Aim of the task
Gather every line from the entries below that includes "color".

(Records about charts and figures)

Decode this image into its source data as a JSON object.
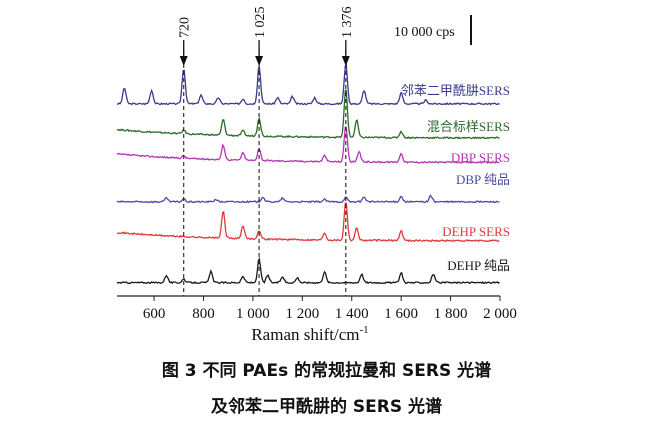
{
  "chart_data": {
    "type": "line",
    "xlabel": "Raman shift/cm",
    "xlabel_sup": "-1",
    "ylabel": "",
    "xlim": [
      450,
      2000
    ],
    "xticks": [
      600,
      800,
      1000,
      1200,
      1400,
      1600,
      1800,
      2000
    ],
    "xtick_labels": [
      "600",
      "800",
      "1 000",
      "1 200",
      "1 400",
      "1 600",
      "1 800",
      "2 000"
    ],
    "scale_bar_label": "10 000 cps",
    "markers": [
      {
        "x": 720,
        "label": "720"
      },
      {
        "x": 1025,
        "label": "1 025"
      },
      {
        "x": 1376,
        "label": "1 376"
      }
    ],
    "series": [
      {
        "name": "邻苯二甲酰肼SERS",
        "color": "#3b3b8f",
        "offset": 7.6,
        "peaks": [
          [
            480,
            0.65
          ],
          [
            590,
            0.55
          ],
          [
            720,
            1.45
          ],
          [
            790,
            0.35
          ],
          [
            860,
            0.25
          ],
          [
            960,
            0.2
          ],
          [
            1025,
            1.55
          ],
          [
            1100,
            0.25
          ],
          [
            1160,
            0.3
          ],
          [
            1250,
            0.25
          ],
          [
            1376,
            1.65
          ],
          [
            1450,
            0.55
          ],
          [
            1600,
            0.45
          ],
          [
            1700,
            0.15
          ]
        ]
      },
      {
        "name": "混合标样SERS",
        "color": "#2a6a2a",
        "offset": 6.2,
        "peaks": [
          [
            720,
            0.15
          ],
          [
            880,
            0.65
          ],
          [
            960,
            0.2
          ],
          [
            1025,
            0.75
          ],
          [
            1376,
            2.0
          ],
          [
            1420,
            0.7
          ],
          [
            1600,
            0.25
          ]
        ]
      },
      {
        "name": "DBP  SERS",
        "color": "#b535b5",
        "offset": 5.2,
        "peaks": [
          [
            720,
            0.1
          ],
          [
            880,
            0.6
          ],
          [
            960,
            0.3
          ],
          [
            1025,
            0.5
          ],
          [
            1290,
            0.25
          ],
          [
            1376,
            1.5
          ],
          [
            1430,
            0.4
          ],
          [
            1600,
            0.35
          ]
        ]
      },
      {
        "name": "DBP  纯品",
        "color": "#4a4aa8",
        "offset": 3.6,
        "peaks": [
          [
            650,
            0.15
          ],
          [
            720,
            0.12
          ],
          [
            850,
            0.1
          ],
          [
            1040,
            0.2
          ],
          [
            1120,
            0.15
          ],
          [
            1290,
            0.1
          ],
          [
            1376,
            0.18
          ],
          [
            1450,
            0.2
          ],
          [
            1600,
            0.22
          ],
          [
            1720,
            0.25
          ]
        ]
      },
      {
        "name": "DEHP  SERS",
        "color": "#e03a3a",
        "offset": 2.0,
        "peaks": [
          [
            880,
            1.1
          ],
          [
            960,
            0.5
          ],
          [
            1025,
            0.35
          ],
          [
            1290,
            0.3
          ],
          [
            1376,
            1.6
          ],
          [
            1420,
            0.5
          ],
          [
            1600,
            0.4
          ]
        ]
      },
      {
        "name": "DEHP  纯品",
        "color": "#1a1a1a",
        "offset": 0.3,
        "peaks": [
          [
            650,
            0.3
          ],
          [
            720,
            0.15
          ],
          [
            830,
            0.45
          ],
          [
            960,
            0.25
          ],
          [
            1025,
            0.95
          ],
          [
            1060,
            0.3
          ],
          [
            1120,
            0.25
          ],
          [
            1180,
            0.2
          ],
          [
            1290,
            0.45
          ],
          [
            1440,
            0.35
          ],
          [
            1600,
            0.4
          ],
          [
            1730,
            0.35
          ]
        ]
      }
    ]
  },
  "caption": {
    "line1": "图 3   不同 PAEs 的常规拉曼和 SERS 光谱",
    "line2": "及邻苯二甲酰肼的 SERS 光谱"
  }
}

Result for this exercise
        "color": "#3b3b8f",
        "color": "#2a6a2a",
        "color": "#b535b5",
        "color": "#4a4aa8",
        "color": "#e03a3a",
        "color": "#1a1a1a",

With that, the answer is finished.